# EXERCISE OBJECTIVE
Pick every line from the data that holds the word "Installation".

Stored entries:

══════════

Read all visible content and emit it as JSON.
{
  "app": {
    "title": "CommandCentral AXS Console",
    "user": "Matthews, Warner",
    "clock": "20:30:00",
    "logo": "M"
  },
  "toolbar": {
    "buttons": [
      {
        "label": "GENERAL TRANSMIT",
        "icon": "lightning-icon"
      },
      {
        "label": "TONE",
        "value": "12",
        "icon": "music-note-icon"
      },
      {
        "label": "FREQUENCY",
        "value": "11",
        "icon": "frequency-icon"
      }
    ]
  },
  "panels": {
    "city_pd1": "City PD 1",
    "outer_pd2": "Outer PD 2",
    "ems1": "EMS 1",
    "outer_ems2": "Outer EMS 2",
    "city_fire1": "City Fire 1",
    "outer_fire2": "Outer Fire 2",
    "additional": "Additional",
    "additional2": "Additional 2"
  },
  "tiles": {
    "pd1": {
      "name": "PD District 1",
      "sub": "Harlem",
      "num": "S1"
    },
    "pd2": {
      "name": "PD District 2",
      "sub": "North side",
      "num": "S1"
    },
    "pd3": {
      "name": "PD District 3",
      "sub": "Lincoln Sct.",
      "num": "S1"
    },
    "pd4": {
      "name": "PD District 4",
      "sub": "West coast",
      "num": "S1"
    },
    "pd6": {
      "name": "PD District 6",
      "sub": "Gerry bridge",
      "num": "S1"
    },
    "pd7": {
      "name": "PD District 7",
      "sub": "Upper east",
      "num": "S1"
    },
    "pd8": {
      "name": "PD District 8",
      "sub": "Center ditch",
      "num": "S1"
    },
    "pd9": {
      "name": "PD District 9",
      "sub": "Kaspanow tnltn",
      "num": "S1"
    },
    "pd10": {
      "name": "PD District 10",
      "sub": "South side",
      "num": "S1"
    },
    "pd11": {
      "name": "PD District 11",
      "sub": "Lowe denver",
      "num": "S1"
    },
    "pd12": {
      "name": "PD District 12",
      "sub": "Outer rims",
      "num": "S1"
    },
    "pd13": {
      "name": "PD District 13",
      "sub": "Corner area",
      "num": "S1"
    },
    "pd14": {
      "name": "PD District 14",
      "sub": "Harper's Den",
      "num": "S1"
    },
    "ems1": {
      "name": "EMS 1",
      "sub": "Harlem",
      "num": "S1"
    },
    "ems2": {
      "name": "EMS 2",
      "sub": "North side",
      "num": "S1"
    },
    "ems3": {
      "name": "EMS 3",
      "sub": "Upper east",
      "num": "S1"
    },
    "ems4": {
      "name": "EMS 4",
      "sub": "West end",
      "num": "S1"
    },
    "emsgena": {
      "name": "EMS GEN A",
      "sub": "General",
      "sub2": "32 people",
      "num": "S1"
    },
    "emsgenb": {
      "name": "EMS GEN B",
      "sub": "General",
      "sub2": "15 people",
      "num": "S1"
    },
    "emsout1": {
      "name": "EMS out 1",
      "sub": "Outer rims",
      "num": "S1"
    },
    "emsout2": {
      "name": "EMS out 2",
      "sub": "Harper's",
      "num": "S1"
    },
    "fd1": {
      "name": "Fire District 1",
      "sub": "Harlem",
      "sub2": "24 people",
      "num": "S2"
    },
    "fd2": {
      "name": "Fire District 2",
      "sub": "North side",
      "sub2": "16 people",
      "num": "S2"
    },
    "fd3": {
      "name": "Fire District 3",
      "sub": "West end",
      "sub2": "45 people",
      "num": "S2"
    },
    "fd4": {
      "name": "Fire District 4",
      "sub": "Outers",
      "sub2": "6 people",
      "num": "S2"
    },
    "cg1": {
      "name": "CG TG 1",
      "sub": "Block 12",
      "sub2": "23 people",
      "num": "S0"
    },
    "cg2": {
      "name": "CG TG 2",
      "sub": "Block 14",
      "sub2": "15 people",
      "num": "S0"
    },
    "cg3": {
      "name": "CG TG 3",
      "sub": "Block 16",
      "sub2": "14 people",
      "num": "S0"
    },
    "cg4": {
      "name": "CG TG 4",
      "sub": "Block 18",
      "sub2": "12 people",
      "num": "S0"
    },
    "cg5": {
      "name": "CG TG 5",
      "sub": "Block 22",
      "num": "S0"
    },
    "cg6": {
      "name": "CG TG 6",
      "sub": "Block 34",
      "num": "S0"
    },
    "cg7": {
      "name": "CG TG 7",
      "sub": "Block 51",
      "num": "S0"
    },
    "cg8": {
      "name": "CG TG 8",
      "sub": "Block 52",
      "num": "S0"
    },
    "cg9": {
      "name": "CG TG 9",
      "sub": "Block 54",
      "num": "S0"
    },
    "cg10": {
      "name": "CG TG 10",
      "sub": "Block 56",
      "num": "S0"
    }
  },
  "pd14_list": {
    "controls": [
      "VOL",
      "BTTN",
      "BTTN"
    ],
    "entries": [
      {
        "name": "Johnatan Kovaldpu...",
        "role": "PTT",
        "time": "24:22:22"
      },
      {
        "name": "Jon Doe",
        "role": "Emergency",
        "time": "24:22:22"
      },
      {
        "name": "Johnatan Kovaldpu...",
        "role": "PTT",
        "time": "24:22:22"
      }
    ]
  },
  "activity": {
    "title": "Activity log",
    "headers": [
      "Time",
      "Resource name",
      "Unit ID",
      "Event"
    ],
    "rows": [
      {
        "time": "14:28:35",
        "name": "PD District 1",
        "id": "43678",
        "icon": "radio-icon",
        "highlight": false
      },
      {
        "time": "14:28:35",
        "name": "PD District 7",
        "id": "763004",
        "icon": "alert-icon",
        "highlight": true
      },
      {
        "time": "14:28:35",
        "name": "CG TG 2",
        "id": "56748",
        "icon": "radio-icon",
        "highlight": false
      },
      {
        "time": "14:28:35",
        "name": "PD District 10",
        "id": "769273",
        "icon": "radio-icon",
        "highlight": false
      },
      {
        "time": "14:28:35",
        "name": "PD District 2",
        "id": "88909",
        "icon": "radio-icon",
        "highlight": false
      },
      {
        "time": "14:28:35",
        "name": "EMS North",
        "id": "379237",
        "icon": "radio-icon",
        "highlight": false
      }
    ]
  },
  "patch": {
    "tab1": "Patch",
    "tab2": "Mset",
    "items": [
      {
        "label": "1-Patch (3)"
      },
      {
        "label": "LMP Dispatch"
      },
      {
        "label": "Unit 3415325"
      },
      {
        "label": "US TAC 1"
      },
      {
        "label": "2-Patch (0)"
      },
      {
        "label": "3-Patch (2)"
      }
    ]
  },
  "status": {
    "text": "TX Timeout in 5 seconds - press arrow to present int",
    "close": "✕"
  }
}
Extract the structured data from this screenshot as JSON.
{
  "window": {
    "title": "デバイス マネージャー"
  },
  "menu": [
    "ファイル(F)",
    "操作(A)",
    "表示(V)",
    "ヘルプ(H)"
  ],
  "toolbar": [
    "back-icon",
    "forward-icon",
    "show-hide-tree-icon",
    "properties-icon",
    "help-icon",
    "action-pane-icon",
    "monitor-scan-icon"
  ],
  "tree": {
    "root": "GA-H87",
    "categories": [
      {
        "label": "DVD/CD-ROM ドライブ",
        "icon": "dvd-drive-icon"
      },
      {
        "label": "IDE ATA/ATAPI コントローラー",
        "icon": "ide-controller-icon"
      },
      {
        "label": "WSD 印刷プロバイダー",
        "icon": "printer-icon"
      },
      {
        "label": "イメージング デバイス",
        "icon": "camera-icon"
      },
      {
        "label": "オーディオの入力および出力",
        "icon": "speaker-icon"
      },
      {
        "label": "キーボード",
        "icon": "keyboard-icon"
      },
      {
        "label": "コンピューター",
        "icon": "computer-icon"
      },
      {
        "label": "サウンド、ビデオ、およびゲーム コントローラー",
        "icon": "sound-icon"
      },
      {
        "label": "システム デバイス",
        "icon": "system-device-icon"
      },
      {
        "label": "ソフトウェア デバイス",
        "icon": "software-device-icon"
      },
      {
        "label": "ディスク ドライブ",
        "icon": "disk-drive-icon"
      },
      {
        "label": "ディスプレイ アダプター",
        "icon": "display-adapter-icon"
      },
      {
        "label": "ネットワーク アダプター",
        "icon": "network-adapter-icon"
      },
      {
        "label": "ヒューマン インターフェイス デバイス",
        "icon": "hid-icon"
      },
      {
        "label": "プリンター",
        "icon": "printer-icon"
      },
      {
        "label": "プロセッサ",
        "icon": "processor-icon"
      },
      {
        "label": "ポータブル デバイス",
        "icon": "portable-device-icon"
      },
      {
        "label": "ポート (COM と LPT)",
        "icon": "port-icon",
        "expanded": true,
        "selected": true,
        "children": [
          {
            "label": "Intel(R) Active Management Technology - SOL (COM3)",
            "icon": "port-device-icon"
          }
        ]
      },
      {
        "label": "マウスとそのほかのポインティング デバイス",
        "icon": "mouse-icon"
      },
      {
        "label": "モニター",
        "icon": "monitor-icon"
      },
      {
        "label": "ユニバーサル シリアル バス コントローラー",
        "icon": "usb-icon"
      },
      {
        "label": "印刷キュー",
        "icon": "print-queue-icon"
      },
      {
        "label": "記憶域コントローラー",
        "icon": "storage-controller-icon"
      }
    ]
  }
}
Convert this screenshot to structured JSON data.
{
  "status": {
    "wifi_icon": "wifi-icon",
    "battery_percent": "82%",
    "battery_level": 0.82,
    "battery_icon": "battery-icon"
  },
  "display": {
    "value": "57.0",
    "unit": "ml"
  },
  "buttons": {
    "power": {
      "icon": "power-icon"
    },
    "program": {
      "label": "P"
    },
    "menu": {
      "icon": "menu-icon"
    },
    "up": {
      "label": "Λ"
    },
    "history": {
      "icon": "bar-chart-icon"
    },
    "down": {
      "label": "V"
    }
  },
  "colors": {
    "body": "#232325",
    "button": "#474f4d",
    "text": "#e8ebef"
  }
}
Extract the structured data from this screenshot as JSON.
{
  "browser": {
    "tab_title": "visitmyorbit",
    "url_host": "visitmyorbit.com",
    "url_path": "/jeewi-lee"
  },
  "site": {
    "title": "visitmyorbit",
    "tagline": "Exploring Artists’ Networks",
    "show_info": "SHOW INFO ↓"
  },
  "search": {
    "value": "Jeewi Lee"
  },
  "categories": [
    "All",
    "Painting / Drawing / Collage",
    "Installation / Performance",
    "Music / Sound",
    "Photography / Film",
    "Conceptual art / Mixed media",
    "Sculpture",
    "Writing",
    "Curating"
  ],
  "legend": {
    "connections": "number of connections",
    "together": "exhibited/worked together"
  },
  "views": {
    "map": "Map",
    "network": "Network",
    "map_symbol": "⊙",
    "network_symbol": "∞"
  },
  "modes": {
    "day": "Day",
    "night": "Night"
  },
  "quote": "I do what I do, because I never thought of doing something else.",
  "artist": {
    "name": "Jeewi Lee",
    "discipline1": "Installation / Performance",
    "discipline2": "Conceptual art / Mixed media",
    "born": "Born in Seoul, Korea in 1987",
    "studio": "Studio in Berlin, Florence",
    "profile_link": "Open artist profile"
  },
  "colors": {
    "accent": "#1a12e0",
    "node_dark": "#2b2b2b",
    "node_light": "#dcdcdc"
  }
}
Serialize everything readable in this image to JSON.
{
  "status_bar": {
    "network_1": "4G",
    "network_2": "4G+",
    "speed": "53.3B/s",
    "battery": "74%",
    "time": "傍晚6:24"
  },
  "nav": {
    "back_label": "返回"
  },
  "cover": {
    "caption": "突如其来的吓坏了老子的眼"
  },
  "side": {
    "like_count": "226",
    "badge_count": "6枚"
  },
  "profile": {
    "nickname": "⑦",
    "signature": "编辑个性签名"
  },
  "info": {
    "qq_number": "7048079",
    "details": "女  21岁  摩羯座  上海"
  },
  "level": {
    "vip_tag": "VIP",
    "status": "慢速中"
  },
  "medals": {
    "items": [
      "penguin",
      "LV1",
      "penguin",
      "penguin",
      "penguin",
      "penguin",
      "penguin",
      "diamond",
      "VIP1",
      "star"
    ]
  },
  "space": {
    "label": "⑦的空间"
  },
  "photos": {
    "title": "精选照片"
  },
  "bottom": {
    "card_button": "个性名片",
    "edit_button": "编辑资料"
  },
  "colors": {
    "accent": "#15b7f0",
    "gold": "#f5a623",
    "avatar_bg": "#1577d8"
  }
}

══════════

# EXERCISE OUTPUT
    "Installation / Performance",
    "discipline1": "Installation / Performance",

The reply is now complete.